Items from a dataset:
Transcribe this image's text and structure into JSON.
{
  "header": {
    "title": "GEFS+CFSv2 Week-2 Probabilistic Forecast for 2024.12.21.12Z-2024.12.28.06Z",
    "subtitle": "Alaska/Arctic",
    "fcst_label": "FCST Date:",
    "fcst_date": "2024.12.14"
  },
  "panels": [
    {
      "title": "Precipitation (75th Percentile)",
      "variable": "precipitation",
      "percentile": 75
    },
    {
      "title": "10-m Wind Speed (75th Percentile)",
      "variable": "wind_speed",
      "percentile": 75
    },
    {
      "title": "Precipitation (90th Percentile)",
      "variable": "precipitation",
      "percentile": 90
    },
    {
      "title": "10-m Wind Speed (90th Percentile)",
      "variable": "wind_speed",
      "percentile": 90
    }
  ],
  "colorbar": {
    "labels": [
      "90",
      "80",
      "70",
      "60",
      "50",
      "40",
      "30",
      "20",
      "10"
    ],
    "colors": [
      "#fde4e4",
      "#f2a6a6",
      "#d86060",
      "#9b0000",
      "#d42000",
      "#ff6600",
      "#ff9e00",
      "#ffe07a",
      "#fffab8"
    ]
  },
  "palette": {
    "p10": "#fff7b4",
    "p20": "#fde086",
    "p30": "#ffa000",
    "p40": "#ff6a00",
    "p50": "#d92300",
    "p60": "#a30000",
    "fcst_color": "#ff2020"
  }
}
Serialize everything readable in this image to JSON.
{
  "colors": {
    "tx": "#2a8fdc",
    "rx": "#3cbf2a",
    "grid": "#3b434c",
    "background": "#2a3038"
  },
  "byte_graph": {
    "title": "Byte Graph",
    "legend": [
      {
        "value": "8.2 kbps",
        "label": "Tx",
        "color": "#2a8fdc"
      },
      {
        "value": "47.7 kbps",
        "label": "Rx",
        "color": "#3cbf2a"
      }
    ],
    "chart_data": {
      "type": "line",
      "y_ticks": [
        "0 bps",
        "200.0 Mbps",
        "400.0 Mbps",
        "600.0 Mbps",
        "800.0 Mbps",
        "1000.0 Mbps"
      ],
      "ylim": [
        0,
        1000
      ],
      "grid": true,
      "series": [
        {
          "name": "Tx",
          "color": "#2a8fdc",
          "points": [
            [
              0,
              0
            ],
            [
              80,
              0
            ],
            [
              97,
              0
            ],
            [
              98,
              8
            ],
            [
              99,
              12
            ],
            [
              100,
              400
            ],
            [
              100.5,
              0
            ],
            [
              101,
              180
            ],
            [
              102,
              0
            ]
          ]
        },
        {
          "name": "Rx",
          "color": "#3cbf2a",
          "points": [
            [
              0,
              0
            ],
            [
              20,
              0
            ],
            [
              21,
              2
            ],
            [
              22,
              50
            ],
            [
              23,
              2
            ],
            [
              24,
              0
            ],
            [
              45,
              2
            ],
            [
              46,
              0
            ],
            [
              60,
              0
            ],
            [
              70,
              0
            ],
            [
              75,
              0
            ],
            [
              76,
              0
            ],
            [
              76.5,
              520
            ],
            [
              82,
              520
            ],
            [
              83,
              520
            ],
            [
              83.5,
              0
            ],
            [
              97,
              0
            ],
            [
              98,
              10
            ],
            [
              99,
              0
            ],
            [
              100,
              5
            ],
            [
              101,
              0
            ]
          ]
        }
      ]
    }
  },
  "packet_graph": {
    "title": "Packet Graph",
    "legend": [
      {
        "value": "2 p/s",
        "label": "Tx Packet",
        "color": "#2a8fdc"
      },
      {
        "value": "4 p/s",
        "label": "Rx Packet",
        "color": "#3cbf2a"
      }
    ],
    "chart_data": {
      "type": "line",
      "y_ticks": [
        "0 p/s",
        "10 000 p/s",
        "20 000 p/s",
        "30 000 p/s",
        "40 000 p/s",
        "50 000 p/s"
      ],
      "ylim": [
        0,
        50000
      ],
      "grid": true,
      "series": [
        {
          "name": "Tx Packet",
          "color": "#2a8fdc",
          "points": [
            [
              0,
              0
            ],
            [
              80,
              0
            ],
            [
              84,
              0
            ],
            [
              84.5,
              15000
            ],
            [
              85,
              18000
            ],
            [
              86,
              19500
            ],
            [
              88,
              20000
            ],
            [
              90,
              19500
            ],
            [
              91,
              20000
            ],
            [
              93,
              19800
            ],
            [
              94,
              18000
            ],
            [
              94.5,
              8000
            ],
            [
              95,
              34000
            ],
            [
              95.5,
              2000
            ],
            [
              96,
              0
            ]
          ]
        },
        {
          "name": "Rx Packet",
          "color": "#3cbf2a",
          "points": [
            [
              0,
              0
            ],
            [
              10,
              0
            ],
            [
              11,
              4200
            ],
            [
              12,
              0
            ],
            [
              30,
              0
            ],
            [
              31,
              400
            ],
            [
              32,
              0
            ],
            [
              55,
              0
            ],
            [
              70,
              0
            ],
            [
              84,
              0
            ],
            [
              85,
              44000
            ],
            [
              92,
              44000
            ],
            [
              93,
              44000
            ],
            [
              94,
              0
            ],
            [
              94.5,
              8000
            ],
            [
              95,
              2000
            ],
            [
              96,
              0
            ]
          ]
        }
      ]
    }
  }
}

=== Requirement ===
Copy out the whole listing exactly.

=== Result of this exercise ===
Transcribe this image's text and structure into JSON.
{
  "header": {
    "title": "GEFS+CFSv2 Week-2 Probabilistic Forecast for 2024.12.21.12Z-2024.12.28.06Z",
    "subtitle": "Alaska/Arctic",
    "fcst_label": "FCST Date:",
    "fcst_date": "2024.12.14"
  },
  "panels": [
    {
      "title": "Precipitation (75th Percentile)",
      "variable": "precipitation",
      "percentile": 75
    },
    {
      "title": "10-m Wind Speed (75th Percentile)",
      "variable": "wind_speed",
      "percentile": 75
    },
    {
      "title": "Precipitation (90th Percentile)",
      "variable": "precipitation",
      "percentile": 90
    },
    {
      "title": "10-m Wind Speed (90th Percentile)",
      "variable": "wind_speed",
      "percentile": 90
    }
  ],
  "colorbar": {
    "labels": [
      "90",
      "80",
      "70",
      "60",
      "50",
      "40",
      "30",
      "20",
      "10"
    ],
    "colors": [
      "#fde4e4",
      "#f2a6a6",
      "#d86060",
      "#9b0000",
      "#d42000",
      "#ff6600",
      "#ff9e00",
      "#ffe07a",
      "#fffab8"
    ]
  },
  "palette": {
    "p10": "#fff7b4",
    "p20": "#fde086",
    "p30": "#ffa000",
    "p40": "#ff6a00",
    "p50": "#d92300",
    "p60": "#a30000",
    "fcst_color": "#ff2020"
  }
}
Serialize everything readable in this image to JSON.
{
  "colors": {
    "tx": "#2a8fdc",
    "rx": "#3cbf2a",
    "grid": "#3b434c",
    "background": "#2a3038"
  },
  "byte_graph": {
    "title": "Byte Graph",
    "legend": [
      {
        "value": "8.2 kbps",
        "label": "Tx",
        "color": "#2a8fdc"
      },
      {
        "value": "47.7 kbps",
        "label": "Rx",
        "color": "#3cbf2a"
      }
    ],
    "chart_data": {
      "type": "line",
      "y_ticks": [
        "0 bps",
        "200.0 Mbps",
        "400.0 Mbps",
        "600.0 Mbps",
        "800.0 Mbps",
        "1000.0 Mbps"
      ],
      "ylim": [
        0,
        1000
      ],
      "grid": true,
      "series": [
        {
          "name": "Tx",
          "color": "#2a8fdc",
          "points": [
            [
              0,
              0
            ],
            [
              80,
              0
            ],
            [
              97,
              0
            ],
            [
              98,
              8
            ],
            [
              99,
              12
            ],
            [
              100,
              400
            ],
            [
              100.5,
              0
            ],
            [
              101,
              180
            ],
            [
              102,
              0
            ]
          ]
        },
        {
          "name": "Rx",
          "color": "#3cbf2a",
          "points": [
            [
              0,
              0
            ],
            [
              20,
              0
            ],
            [
              21,
              2
            ],
            [
              22,
              50
            ],
            [
              23,
              2
            ],
            [
              24,
              0
            ],
            [
              45,
              2
            ],
            [
              46,
              0
            ],
            [
              60,
              0
            ],
            [
              70,
              0
            ],
            [
              75,
              0
            ],
            [
              76,
              0
            ],
            [
              76.5,
              520
            ],
            [
              82,
              520
            ],
            [
              83,
              520
            ],
            [
              83.5,
              0
            ],
            [
              97,
              0
            ],
            [
              98,
              10
            ],
            [
              99,
              0
            ],
            [
              100,
              5
            ],
            [
              101,
              0
            ]
          ]
        }
      ]
    }
  },
  "packet_graph": {
    "title": "Packet Graph",
    "legend": [
      {
        "value": "2 p/s",
        "label": "Tx Packet",
        "color": "#2a8fdc"
      },
      {
        "value": "4 p/s",
        "label": "Rx Packet",
        "color": "#3cbf2a"
      }
    ],
    "chart_data": {
      "type": "line",
      "y_ticks": [
        "0 p/s",
        "10 000 p/s",
        "20 000 p/s",
        "30 000 p/s",
        "40 000 p/s",
        "50 000 p/s"
      ],
      "ylim": [
        0,
        50000
      ],
      "grid": true,
      "series": [
        {
          "name": "Tx Packet",
          "color": "#2a8fdc",
          "points": [
            [
              0,
              0
            ],
            [
              80,
              0
            ],
            [
              84,
              0
            ],
            [
              84.5,
              15000
            ],
            [
              85,
              18000
            ],
            [
              86,
              19500
            ],
            [
              88,
              20000
            ],
            [
              90,
              19500
            ],
            [
              91,
              20000
            ],
            [
              93,
              19800
            ],
            [
              94,
              18000
            ],
            [
              94.5,
              8000
            ],
            [
              95,
              34000
            ],
            [
              95.5,
              2000
            ],
            [
              96,
              0
            ]
          ]
        },
        {
          "name": "Rx Packet",
          "color": "#3cbf2a",
          "points": [
            [
              0,
              0
            ],
            [
              10,
              0
            ],
            [
              11,
              4200
            ],
            [
              12,
              0
            ],
            [
              30,
              0
            ],
            [
              31,
              400
            ],
            [
              32,
              0
            ],
            [
              55,
              0
            ],
            [
              70,
              0
            ],
            [
              84,
              0
            ],
            [
              85,
              44000
            ],
            [
              92,
              44000
            ],
            [
              93,
              44000
            ],
            [
              94,
              0
            ],
            [
              94.5,
              8000
            ],
            [
              95,
              2000
            ],
            [
              96,
              0
            ]
          ]
        }
      ]
    }
  }
}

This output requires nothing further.